In the listing below, find every line with the string "Konferansı" and pull it out.

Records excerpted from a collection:

- - - -

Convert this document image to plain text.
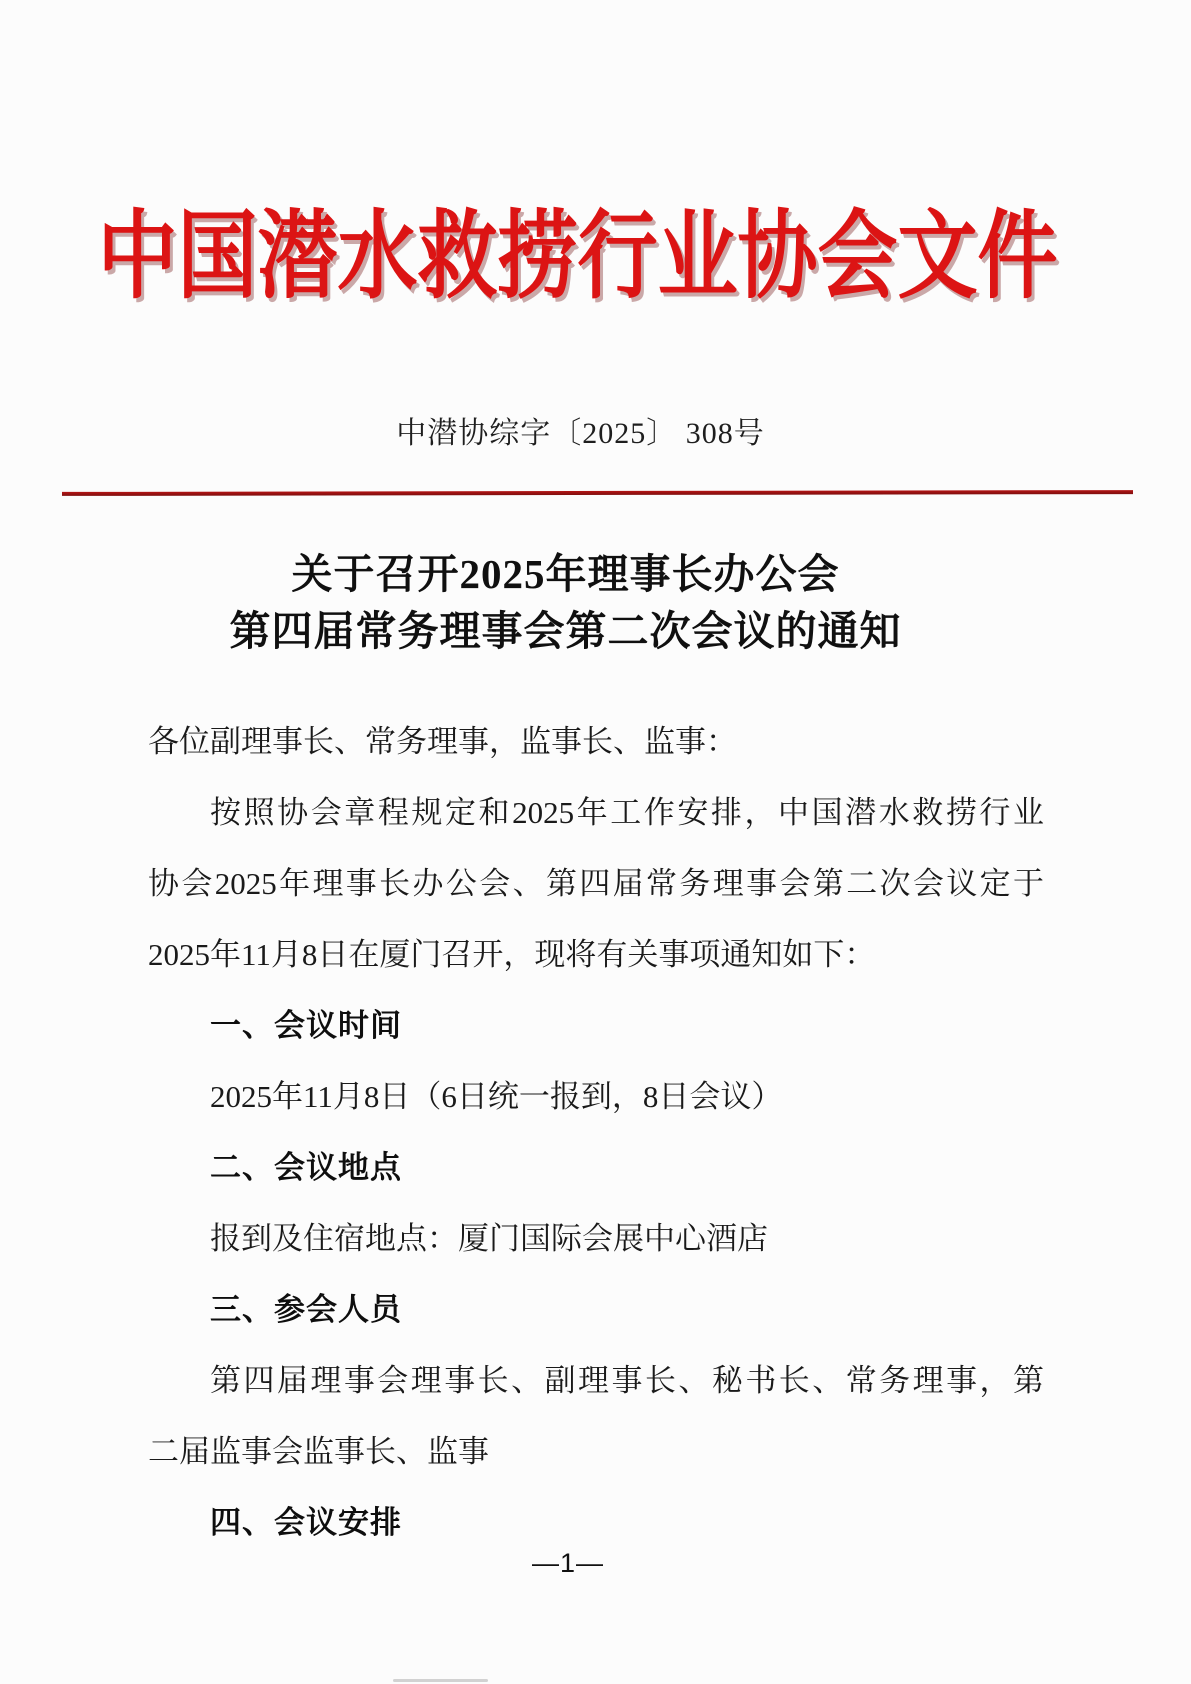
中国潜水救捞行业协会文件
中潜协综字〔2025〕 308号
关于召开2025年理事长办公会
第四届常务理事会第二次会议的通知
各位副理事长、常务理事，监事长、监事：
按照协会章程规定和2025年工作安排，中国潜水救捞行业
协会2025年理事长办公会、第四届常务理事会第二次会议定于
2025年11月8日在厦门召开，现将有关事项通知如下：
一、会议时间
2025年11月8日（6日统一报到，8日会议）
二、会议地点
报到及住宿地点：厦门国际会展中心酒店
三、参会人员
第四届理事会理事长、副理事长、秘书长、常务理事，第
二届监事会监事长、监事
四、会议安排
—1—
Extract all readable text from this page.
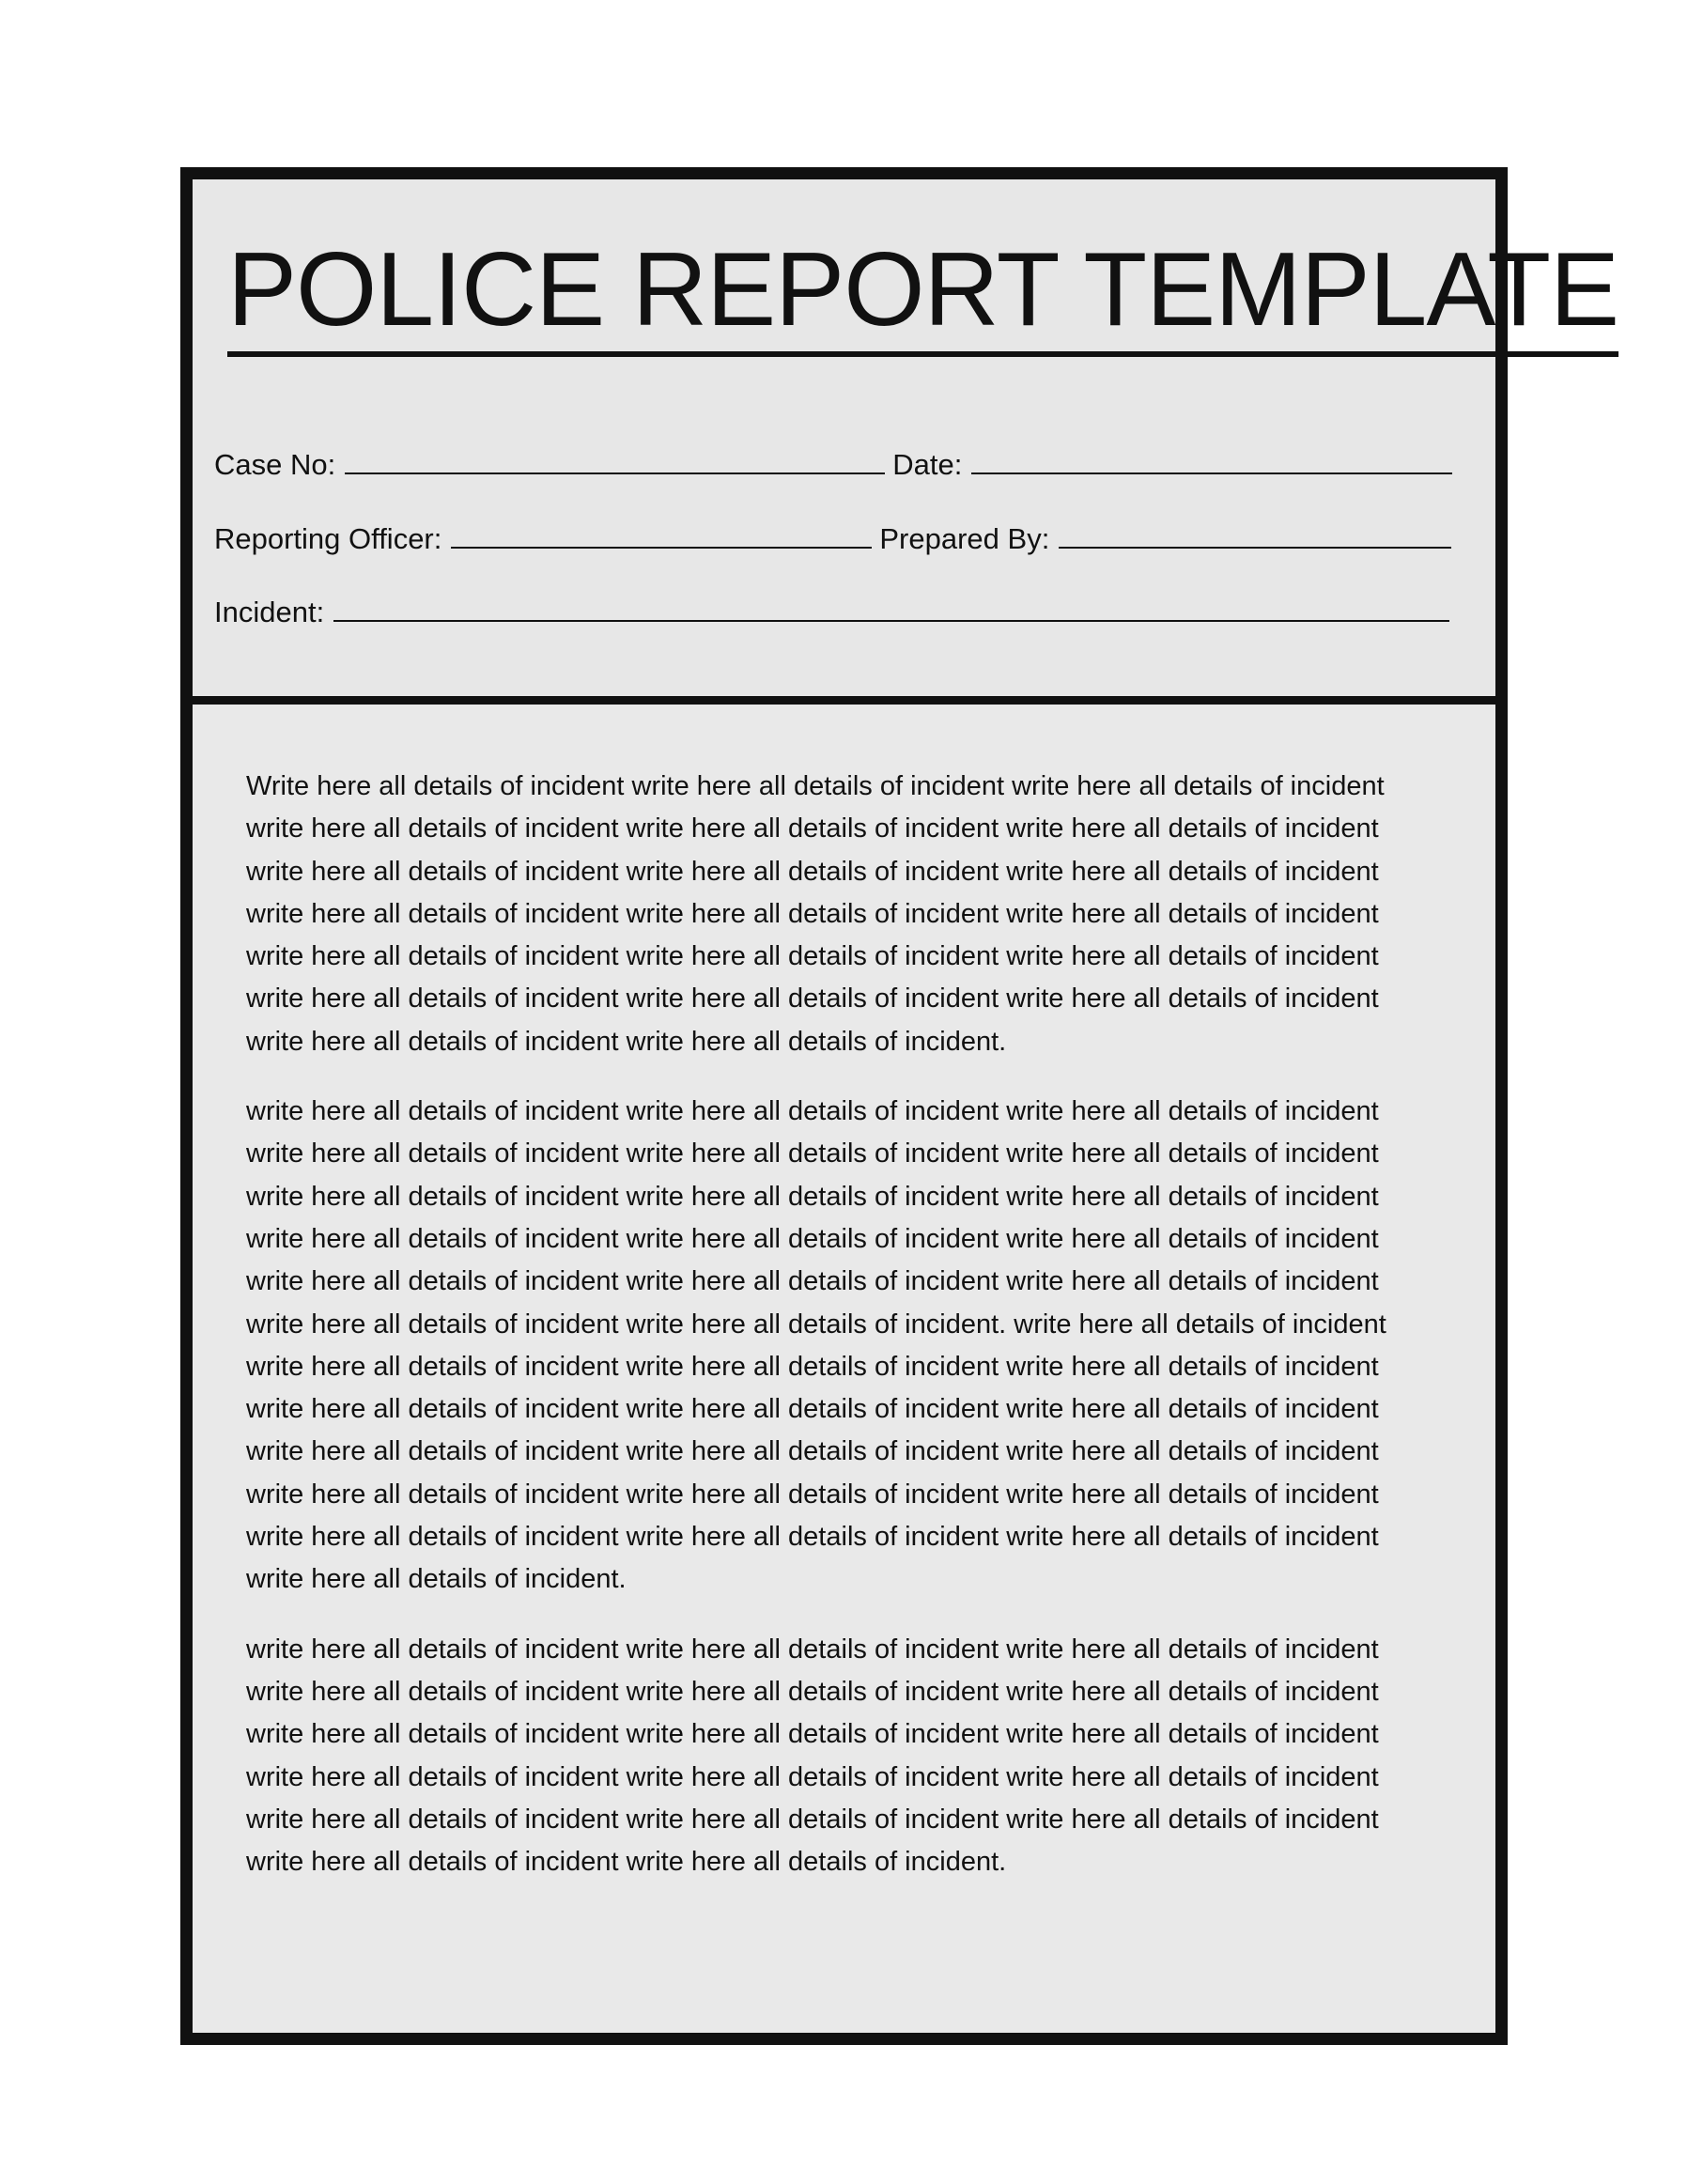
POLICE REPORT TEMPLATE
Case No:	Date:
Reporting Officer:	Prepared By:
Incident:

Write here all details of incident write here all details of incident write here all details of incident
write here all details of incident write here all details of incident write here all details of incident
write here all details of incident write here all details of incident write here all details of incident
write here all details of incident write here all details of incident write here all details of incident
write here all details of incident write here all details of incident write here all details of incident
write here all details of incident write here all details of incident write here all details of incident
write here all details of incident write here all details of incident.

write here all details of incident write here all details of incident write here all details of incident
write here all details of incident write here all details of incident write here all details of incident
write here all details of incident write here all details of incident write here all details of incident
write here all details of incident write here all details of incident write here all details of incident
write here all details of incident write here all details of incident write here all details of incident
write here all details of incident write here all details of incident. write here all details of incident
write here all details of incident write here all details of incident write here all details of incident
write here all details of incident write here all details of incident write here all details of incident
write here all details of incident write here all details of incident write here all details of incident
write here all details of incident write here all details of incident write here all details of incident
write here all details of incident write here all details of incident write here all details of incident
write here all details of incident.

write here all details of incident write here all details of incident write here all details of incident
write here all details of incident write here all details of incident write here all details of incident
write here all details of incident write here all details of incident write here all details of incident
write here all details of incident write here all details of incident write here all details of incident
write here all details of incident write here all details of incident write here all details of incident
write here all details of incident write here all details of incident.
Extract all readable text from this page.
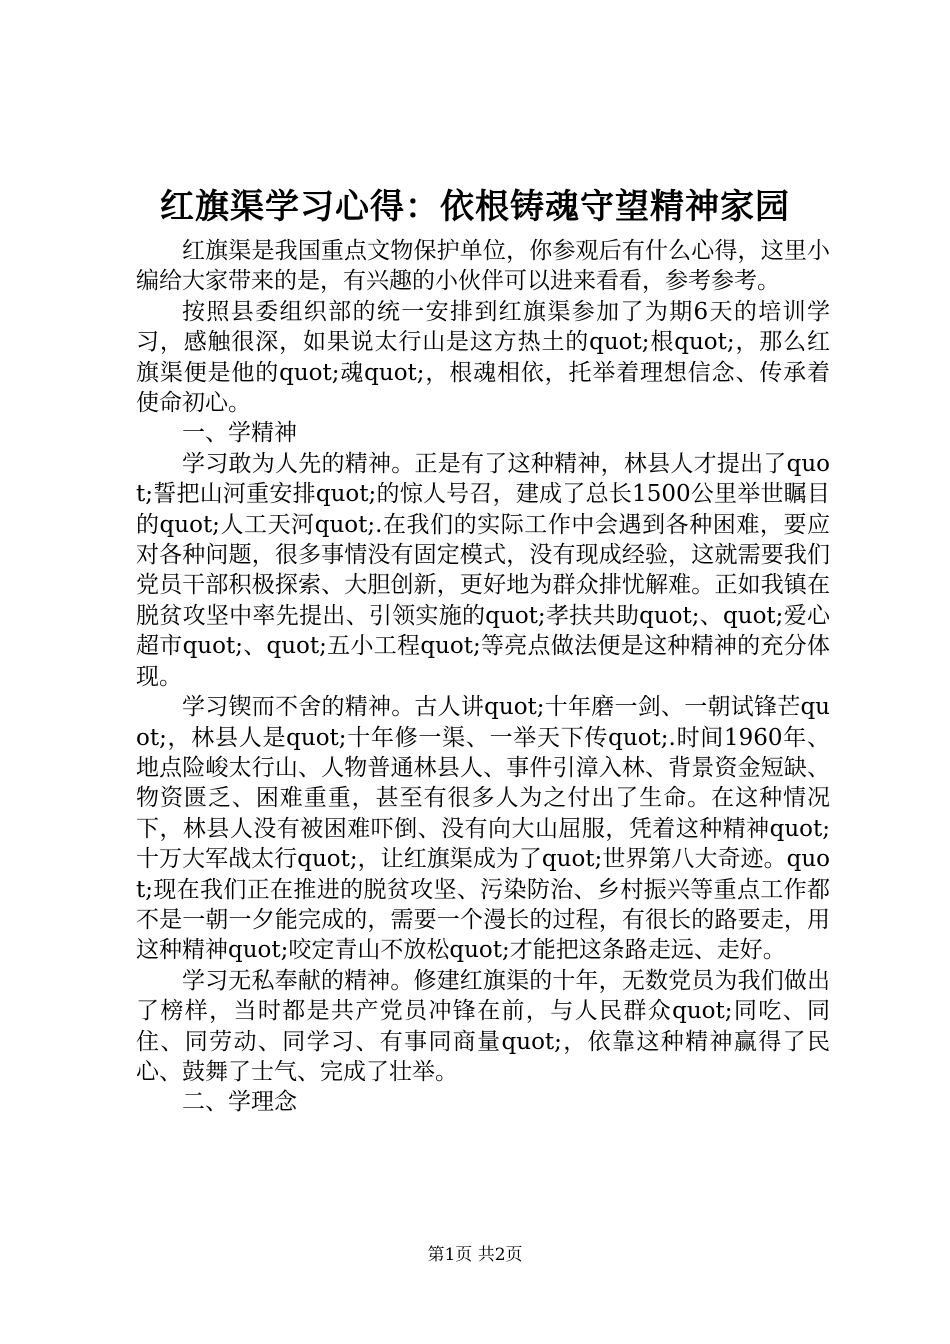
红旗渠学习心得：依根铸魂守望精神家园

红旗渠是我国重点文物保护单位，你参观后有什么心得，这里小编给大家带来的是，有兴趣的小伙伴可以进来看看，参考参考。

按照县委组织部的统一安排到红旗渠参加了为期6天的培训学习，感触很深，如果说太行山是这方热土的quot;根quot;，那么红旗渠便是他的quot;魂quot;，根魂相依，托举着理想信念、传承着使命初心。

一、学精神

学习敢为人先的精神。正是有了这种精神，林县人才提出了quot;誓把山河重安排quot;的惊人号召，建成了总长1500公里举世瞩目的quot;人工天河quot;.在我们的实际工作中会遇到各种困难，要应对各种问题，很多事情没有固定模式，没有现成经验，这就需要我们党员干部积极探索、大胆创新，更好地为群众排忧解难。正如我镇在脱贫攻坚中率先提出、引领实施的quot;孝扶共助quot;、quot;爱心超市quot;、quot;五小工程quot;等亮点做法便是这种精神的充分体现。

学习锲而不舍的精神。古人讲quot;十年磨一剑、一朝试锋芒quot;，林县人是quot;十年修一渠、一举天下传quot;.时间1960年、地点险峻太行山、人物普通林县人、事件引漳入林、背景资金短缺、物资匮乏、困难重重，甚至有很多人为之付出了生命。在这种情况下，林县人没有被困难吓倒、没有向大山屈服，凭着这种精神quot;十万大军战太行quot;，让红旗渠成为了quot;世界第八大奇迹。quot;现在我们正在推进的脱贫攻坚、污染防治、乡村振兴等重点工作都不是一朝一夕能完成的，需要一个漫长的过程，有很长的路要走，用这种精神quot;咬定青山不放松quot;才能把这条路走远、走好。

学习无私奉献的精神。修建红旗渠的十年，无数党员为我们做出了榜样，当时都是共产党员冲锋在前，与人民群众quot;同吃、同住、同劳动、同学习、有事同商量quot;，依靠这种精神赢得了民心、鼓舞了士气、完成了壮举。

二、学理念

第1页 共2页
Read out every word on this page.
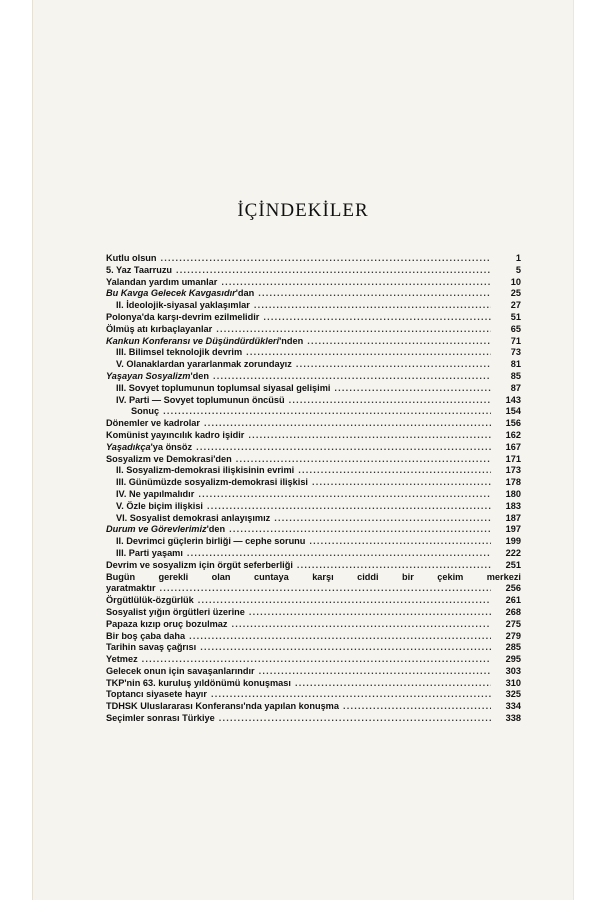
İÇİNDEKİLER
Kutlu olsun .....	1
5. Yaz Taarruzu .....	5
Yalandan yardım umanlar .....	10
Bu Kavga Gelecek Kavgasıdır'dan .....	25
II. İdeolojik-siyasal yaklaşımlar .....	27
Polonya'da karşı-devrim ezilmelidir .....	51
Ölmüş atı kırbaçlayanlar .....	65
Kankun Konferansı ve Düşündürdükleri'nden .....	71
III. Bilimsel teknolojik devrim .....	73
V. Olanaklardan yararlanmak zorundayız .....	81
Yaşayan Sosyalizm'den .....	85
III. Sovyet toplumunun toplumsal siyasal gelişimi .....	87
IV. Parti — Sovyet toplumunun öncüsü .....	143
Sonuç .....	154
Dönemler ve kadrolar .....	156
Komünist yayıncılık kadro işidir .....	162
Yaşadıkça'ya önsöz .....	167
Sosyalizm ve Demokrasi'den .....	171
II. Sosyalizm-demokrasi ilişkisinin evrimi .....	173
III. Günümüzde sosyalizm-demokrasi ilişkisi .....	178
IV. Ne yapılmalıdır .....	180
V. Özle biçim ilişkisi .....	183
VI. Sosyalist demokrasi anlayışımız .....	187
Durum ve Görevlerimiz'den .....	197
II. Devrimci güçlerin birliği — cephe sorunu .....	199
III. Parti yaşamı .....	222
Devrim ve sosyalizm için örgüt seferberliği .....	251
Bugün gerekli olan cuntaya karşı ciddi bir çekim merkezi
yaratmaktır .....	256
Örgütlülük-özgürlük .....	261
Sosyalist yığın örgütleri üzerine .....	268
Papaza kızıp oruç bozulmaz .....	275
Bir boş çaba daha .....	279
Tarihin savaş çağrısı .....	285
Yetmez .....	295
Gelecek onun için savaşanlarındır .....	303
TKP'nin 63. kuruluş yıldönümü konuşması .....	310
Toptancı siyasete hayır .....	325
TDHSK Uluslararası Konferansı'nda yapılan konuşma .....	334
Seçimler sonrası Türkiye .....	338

- - - -

Result for this exercise:
Kankun Konferansı ve Düşündürdükleri'nden .....	71
TDHSK Uluslararası Konferansı'nda yapılan konuşma .....	334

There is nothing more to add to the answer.